Find each line with the word "Session" in it, then give the total alone.

Data excerpts

───

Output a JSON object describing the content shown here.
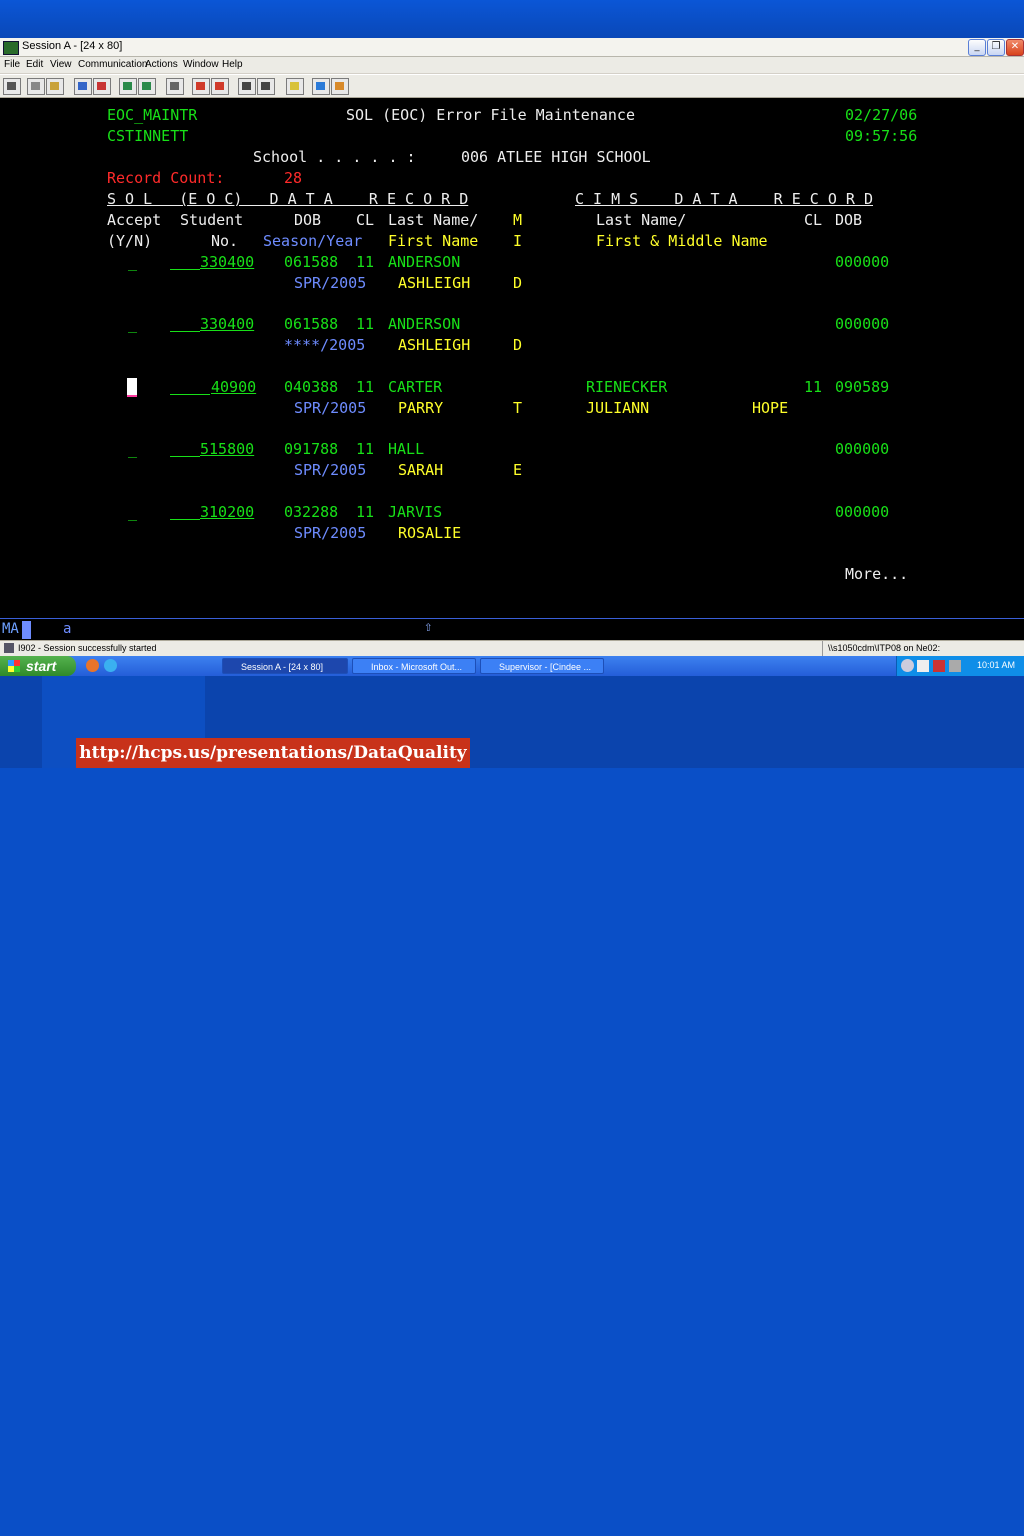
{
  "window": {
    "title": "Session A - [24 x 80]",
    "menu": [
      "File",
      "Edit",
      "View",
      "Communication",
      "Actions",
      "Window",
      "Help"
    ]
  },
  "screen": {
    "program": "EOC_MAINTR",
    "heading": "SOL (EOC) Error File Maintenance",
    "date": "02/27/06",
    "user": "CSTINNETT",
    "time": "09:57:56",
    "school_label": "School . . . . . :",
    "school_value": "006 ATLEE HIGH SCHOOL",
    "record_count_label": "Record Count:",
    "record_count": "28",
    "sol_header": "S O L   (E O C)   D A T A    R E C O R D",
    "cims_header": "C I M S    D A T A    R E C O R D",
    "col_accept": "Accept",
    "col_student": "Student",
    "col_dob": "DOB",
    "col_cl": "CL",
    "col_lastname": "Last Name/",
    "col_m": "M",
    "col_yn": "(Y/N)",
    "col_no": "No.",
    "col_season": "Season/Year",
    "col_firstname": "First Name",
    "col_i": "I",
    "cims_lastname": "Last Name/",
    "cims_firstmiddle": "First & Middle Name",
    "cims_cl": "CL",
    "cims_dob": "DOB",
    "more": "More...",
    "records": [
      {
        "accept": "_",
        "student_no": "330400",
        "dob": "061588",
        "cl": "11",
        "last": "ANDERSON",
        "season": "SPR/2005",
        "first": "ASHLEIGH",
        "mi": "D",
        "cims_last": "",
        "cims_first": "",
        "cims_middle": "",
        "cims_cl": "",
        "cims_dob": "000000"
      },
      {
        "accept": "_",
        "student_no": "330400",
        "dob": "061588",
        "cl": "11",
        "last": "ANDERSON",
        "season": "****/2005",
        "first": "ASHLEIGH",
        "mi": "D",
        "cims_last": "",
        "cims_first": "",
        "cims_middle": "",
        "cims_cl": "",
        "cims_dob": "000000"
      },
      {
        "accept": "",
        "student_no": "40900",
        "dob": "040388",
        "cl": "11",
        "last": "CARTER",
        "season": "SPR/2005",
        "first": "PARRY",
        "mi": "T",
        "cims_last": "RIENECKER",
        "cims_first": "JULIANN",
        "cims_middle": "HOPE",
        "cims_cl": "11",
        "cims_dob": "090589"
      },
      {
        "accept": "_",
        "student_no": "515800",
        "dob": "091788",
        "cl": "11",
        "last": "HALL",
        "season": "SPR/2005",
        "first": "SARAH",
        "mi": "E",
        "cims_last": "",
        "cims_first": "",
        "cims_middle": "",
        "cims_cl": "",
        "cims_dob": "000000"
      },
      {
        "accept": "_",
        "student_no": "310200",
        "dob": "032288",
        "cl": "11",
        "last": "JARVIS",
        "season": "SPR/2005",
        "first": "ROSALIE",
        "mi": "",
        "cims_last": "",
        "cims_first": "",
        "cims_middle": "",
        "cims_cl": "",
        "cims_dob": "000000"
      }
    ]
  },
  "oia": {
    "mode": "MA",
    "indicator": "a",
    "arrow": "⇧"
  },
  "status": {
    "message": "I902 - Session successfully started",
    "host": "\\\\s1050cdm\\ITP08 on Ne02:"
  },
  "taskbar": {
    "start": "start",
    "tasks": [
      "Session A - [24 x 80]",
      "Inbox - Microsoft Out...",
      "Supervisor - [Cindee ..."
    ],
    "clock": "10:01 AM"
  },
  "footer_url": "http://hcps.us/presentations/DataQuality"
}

───

■ The answer ■
3